**TASK PROMPT**.
Find how many lines hold the word "الضريبية". Give only the number.

**EXTRACTED INFORMATION**.
•••••

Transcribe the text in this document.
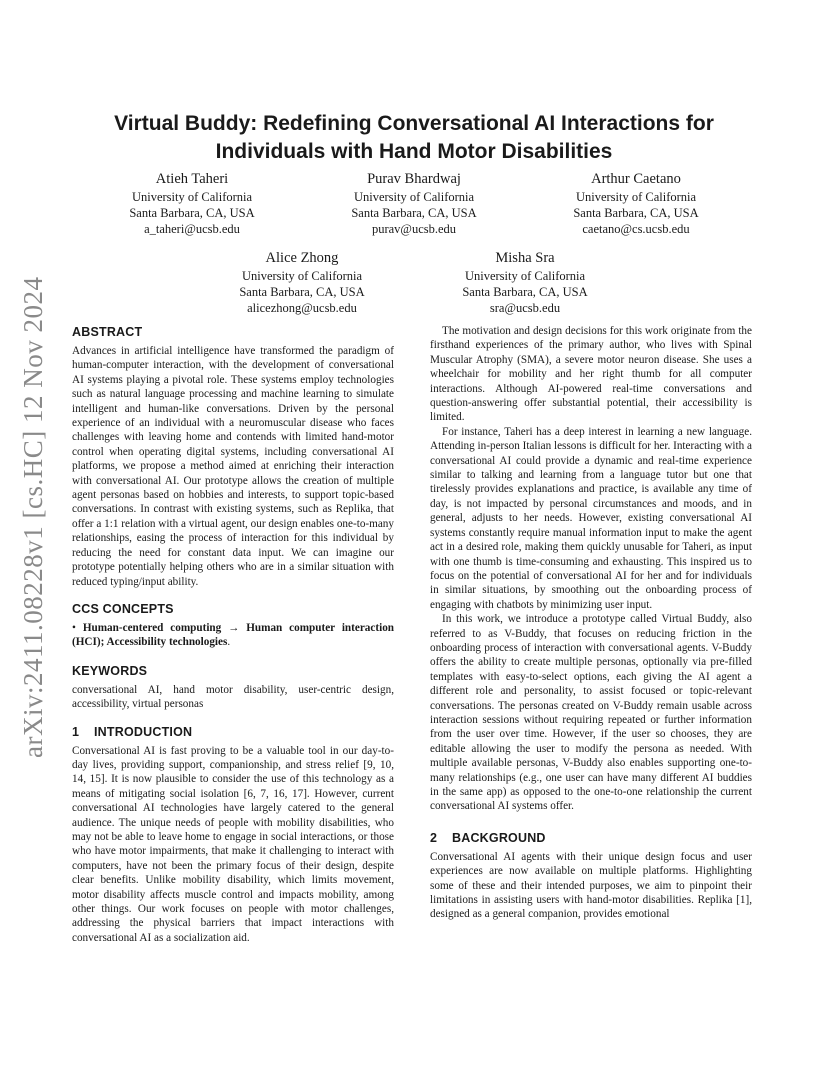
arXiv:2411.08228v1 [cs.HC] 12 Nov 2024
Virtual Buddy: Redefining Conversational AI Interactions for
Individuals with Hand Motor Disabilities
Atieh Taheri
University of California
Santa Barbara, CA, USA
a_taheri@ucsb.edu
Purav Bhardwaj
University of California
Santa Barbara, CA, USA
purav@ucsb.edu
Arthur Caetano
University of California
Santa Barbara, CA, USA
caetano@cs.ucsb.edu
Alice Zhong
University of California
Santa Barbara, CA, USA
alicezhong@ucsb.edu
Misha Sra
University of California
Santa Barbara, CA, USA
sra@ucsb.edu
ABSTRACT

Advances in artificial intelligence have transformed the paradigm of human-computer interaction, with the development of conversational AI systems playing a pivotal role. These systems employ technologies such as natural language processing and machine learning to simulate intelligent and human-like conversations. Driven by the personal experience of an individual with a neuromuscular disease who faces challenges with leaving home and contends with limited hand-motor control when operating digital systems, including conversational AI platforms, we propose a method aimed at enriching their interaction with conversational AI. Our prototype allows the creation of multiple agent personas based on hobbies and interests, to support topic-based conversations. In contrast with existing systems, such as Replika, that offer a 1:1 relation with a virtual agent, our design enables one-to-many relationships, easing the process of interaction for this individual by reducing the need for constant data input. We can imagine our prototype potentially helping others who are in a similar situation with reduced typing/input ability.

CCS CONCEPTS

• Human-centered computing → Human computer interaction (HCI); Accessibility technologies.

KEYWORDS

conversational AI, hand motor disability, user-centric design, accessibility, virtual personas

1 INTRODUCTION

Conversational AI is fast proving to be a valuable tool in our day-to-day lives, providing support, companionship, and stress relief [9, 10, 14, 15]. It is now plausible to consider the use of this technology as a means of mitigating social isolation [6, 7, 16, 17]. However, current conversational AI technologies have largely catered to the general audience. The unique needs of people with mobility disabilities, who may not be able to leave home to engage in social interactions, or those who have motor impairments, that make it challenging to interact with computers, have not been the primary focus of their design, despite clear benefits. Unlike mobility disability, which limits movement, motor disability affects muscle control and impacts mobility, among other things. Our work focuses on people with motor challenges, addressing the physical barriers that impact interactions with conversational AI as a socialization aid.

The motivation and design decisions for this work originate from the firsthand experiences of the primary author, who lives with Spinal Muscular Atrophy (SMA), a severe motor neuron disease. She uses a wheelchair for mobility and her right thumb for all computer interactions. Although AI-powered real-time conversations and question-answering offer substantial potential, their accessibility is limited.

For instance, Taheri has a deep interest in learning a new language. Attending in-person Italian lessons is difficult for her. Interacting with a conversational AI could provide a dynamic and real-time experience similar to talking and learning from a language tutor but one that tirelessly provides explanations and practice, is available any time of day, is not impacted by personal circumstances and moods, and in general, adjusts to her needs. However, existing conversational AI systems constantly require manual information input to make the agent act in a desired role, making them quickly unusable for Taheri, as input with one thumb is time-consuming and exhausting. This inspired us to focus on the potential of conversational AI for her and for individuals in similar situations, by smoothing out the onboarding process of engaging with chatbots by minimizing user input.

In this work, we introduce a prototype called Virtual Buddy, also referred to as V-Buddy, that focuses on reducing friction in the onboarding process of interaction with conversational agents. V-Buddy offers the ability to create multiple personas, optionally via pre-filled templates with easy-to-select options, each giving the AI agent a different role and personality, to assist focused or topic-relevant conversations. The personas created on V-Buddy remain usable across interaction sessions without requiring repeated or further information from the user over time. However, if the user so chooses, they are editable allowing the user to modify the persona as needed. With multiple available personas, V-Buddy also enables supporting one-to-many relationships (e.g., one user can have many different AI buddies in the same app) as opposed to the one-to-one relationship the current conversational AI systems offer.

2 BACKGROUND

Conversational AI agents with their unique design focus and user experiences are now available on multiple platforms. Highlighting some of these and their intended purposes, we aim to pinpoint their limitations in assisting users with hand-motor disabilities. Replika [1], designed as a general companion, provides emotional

•••••

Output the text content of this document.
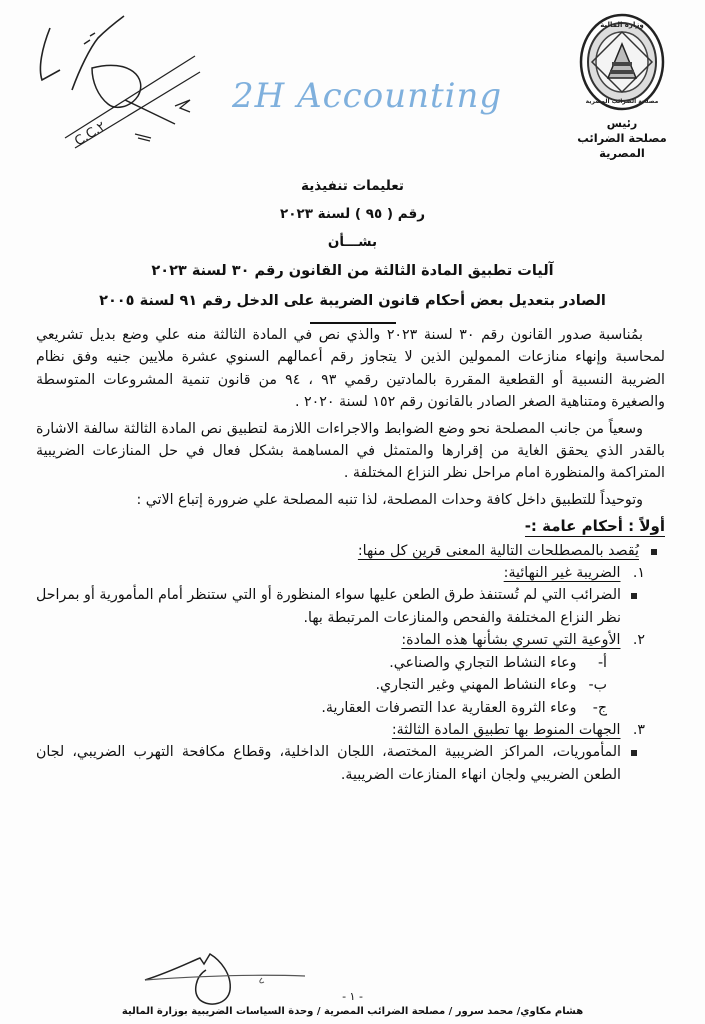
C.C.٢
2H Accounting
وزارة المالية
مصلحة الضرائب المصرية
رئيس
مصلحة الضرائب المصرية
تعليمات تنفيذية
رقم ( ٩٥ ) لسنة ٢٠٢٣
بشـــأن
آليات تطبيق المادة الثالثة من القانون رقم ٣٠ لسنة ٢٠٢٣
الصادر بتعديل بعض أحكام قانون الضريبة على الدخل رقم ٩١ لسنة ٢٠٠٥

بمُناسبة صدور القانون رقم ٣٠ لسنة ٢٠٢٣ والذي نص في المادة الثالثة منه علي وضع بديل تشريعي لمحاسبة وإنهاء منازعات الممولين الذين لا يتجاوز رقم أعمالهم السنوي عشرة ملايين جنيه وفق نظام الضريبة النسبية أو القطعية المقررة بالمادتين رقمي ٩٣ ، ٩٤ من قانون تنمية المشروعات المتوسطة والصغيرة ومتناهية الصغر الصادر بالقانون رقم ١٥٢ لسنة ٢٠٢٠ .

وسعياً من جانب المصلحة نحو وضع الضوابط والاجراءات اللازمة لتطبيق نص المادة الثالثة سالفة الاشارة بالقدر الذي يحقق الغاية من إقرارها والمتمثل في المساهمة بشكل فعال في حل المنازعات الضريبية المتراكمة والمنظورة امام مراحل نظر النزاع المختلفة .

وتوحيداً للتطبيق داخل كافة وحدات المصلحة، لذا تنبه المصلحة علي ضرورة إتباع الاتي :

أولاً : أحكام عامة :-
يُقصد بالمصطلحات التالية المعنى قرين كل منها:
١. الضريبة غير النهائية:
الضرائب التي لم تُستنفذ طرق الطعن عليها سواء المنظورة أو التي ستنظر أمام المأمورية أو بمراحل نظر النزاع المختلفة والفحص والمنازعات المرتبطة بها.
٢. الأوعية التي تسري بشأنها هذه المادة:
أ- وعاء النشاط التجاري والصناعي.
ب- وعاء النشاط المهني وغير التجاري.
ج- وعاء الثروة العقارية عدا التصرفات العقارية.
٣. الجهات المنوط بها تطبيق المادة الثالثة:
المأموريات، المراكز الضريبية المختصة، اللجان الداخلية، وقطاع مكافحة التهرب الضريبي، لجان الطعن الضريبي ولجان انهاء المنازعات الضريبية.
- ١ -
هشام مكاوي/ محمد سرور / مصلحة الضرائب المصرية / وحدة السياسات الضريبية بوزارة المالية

•••••

**ANSWER TO THIS TASK**.
3